» Data listing:

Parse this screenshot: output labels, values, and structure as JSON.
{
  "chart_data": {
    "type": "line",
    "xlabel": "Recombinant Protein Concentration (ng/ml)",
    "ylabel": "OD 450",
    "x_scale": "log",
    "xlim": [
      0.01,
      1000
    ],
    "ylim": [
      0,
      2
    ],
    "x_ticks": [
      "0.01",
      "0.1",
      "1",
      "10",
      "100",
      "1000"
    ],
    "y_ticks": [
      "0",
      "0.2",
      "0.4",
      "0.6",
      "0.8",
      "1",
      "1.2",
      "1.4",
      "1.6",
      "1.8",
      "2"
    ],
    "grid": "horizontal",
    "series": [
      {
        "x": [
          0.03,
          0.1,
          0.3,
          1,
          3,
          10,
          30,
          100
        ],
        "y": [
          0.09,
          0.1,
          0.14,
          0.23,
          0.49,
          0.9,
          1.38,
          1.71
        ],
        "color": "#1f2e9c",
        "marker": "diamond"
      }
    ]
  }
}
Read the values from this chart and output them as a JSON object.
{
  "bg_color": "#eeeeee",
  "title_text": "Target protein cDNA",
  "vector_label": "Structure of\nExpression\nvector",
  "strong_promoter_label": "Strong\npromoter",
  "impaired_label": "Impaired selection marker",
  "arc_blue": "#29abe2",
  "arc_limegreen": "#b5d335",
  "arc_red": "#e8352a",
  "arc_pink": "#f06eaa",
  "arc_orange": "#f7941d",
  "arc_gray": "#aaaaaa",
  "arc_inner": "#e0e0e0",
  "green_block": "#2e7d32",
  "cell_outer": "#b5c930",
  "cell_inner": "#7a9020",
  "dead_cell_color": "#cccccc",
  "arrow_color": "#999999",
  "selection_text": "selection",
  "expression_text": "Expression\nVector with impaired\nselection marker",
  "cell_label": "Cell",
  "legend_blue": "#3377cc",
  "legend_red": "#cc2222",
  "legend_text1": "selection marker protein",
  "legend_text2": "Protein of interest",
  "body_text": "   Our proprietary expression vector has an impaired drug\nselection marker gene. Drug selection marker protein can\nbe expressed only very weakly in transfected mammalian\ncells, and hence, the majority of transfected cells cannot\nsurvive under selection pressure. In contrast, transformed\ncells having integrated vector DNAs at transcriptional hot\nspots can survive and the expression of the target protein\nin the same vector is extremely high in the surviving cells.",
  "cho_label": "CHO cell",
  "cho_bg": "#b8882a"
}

» Work required: Work out how many lines of the preceding data contain the word "values". Reply with that number only.

» Solution to the exercise: 2